» INSTRUCTIONS FOR THE TASK
In the records below, pick out all lines containing the word "你对此有何研究兴趣".

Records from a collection
_ _ _

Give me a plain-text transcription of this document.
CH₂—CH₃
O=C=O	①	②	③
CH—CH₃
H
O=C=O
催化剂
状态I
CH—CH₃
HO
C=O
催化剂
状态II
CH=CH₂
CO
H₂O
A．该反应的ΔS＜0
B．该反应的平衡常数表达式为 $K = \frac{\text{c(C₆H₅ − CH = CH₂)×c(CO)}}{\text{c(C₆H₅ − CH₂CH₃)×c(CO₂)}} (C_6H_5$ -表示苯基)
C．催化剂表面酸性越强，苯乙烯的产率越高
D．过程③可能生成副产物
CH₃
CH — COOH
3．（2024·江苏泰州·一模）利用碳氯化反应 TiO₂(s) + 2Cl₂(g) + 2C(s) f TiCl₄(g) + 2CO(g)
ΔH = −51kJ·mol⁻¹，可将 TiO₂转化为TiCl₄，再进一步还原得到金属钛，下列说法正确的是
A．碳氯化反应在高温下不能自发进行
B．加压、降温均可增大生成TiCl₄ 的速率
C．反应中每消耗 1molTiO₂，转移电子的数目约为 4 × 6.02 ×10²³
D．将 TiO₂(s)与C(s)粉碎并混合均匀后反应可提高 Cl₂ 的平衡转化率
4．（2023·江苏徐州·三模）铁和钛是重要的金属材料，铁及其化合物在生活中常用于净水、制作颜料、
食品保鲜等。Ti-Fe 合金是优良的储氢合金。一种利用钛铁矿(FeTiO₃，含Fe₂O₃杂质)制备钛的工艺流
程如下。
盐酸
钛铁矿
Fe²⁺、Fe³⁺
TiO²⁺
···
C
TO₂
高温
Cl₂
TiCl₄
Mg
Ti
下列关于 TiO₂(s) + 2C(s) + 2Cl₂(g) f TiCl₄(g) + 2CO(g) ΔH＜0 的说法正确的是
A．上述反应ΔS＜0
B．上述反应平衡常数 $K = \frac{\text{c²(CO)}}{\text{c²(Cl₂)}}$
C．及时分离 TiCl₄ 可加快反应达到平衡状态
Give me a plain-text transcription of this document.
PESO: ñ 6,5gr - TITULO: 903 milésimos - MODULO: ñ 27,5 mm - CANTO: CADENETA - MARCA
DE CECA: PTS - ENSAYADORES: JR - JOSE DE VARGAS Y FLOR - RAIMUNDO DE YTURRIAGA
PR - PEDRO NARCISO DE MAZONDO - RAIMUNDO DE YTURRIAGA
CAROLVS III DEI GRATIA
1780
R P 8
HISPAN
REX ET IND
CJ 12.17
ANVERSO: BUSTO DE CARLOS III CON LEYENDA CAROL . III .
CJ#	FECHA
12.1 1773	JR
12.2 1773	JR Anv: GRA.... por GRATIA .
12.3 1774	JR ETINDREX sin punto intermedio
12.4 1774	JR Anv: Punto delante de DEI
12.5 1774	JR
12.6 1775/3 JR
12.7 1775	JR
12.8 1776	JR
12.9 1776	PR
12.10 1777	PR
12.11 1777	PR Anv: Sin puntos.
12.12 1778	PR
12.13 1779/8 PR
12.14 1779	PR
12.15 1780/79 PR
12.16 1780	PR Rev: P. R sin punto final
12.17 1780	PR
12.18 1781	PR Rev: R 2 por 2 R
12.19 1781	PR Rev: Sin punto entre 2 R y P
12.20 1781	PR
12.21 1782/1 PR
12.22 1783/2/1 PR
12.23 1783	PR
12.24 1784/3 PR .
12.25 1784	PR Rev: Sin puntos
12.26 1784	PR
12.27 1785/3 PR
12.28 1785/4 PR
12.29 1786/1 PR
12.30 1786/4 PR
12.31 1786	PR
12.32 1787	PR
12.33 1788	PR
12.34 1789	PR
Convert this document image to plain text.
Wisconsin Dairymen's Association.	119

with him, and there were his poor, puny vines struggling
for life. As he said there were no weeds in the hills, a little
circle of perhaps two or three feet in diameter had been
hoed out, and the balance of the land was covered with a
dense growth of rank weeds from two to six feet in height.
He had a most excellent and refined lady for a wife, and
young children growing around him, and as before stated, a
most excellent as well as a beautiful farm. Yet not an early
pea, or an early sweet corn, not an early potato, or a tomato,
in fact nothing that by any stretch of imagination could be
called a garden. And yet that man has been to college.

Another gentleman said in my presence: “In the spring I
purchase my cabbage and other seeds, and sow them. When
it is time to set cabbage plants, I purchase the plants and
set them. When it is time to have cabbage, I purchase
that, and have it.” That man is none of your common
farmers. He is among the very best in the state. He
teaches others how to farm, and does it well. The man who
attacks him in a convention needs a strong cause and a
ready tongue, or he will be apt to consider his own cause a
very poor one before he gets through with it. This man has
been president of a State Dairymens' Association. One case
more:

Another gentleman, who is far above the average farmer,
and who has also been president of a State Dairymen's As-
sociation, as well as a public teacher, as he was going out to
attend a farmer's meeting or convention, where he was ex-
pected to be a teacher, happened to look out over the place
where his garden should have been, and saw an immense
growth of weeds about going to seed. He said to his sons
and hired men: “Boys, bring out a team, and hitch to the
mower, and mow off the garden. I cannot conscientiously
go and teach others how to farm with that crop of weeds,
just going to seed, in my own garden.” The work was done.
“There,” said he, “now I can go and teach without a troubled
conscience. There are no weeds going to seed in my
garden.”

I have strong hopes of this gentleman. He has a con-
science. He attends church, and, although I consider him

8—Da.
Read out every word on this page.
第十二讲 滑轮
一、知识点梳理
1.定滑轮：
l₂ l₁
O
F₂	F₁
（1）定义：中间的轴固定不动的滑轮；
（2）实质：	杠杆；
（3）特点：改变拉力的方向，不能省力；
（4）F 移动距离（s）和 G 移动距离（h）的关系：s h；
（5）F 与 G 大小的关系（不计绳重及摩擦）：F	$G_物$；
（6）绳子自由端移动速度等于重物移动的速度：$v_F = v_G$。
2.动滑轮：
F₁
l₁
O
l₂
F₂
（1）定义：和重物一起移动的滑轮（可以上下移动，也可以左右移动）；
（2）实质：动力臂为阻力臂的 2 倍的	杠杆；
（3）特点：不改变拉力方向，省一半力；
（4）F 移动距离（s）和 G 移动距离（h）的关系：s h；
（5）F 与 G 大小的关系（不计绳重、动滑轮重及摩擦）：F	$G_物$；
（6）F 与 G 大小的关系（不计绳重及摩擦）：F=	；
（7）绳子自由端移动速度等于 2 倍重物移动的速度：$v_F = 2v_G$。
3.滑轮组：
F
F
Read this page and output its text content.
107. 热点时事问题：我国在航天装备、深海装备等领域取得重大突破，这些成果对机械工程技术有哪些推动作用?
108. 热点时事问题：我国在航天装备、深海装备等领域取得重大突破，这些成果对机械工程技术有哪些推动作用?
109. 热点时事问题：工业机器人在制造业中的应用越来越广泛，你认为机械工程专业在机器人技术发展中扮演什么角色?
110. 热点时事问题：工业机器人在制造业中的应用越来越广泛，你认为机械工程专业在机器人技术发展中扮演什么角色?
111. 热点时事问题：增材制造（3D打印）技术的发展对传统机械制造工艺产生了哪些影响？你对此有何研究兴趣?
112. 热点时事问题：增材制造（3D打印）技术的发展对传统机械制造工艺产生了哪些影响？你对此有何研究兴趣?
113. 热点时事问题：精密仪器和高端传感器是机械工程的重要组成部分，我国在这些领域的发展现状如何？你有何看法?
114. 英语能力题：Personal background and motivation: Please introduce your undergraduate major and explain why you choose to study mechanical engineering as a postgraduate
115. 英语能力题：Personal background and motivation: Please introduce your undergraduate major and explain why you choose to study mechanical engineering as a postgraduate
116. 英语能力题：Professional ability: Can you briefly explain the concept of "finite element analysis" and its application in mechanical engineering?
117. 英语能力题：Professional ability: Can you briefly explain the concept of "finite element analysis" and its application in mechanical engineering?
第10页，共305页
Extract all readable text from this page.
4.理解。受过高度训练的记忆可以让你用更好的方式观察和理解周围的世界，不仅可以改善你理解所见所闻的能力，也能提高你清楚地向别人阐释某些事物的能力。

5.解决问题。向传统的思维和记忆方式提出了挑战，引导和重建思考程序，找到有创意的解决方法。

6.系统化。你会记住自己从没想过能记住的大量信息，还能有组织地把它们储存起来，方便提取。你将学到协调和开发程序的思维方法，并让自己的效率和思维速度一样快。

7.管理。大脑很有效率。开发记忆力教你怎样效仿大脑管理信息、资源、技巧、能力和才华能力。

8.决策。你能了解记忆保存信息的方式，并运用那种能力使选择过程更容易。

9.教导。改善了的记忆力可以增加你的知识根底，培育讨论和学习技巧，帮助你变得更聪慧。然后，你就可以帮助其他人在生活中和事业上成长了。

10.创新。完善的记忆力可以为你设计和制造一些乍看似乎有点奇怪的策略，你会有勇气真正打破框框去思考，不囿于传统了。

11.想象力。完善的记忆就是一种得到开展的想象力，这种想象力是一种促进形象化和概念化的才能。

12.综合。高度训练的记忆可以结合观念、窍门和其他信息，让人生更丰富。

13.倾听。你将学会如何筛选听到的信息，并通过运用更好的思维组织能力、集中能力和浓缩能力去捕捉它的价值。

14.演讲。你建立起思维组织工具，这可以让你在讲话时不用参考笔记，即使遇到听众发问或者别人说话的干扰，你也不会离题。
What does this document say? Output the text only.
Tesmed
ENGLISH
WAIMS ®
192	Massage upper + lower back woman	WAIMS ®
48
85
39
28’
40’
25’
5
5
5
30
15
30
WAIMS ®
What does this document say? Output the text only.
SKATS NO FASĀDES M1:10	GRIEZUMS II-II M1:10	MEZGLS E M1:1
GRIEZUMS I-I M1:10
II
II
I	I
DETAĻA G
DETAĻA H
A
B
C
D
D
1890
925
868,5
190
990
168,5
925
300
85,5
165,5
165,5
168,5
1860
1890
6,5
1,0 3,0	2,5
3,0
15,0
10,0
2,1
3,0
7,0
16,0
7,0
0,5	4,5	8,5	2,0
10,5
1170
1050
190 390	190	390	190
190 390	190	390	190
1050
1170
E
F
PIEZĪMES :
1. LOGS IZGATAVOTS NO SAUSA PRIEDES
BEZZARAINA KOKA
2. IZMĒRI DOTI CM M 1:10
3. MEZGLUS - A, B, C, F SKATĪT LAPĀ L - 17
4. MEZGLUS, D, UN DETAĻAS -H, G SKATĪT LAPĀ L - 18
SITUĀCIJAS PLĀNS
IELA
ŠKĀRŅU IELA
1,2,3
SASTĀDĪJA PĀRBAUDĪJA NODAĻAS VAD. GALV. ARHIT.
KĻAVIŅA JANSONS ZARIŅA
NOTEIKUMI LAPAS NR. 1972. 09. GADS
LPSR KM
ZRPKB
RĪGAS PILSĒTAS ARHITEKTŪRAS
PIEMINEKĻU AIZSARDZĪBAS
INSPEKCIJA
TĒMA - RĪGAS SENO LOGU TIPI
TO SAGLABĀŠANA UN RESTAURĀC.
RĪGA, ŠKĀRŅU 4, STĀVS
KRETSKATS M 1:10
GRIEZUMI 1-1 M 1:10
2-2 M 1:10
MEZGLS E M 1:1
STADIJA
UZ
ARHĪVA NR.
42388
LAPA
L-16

_ _ _

» CORRECT OUTPUT
111. 热点时事问题：增材制造（3D打印）技术的发展对传统机械制造工艺产生了哪些影响？你对此有何研究兴趣?
112. 热点时事问题：增材制造（3D打印）技术的发展对传统机械制造工艺产生了哪些影响？你对此有何研究兴趣?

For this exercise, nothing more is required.